Look through the records and report how many lines include the word "title", with no other words.

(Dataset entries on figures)

--------------------------------------------------

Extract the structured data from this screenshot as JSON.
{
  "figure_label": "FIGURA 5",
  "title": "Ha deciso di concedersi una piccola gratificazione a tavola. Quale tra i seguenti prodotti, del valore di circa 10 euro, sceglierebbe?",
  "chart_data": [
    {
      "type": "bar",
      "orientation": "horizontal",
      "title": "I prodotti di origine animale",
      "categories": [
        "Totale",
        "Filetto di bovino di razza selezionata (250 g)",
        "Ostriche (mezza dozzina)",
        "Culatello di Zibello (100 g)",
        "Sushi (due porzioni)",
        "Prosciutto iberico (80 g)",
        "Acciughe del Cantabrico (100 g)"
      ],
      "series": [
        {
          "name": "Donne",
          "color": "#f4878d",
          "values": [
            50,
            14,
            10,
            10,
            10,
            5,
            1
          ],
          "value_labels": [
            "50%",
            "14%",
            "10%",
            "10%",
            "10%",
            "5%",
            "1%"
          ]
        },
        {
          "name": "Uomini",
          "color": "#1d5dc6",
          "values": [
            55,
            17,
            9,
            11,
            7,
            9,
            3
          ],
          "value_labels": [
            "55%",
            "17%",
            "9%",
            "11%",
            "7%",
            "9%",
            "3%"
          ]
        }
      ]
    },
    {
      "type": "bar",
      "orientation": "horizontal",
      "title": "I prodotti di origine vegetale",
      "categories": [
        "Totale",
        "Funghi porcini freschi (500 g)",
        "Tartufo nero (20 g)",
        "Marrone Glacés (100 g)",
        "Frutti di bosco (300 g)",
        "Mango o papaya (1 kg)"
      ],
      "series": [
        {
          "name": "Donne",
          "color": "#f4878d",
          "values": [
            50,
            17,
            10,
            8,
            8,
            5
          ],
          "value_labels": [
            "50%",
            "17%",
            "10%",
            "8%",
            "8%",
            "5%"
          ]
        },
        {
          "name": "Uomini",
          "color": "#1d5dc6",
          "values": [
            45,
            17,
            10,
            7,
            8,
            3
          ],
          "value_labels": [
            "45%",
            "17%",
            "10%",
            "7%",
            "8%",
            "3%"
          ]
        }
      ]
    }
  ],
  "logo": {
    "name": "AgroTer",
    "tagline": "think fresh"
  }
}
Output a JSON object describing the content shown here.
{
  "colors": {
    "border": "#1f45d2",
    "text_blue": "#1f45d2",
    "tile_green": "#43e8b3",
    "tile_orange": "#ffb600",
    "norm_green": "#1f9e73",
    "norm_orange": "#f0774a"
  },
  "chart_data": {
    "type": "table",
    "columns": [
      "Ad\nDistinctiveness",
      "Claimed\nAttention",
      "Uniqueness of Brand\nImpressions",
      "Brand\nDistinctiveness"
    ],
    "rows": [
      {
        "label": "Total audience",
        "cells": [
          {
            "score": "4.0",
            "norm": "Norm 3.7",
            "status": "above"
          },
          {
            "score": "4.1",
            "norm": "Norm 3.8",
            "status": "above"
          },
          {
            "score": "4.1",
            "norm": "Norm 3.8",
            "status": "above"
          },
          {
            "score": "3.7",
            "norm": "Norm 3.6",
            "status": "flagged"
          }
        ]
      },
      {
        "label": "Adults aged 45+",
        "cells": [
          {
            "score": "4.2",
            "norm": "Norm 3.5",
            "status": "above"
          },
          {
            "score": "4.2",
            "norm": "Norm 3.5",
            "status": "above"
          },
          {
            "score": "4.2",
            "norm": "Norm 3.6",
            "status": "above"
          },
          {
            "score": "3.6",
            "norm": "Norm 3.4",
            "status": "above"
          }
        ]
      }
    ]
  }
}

--------------------------------------------------

> _Response to the exercise_: 3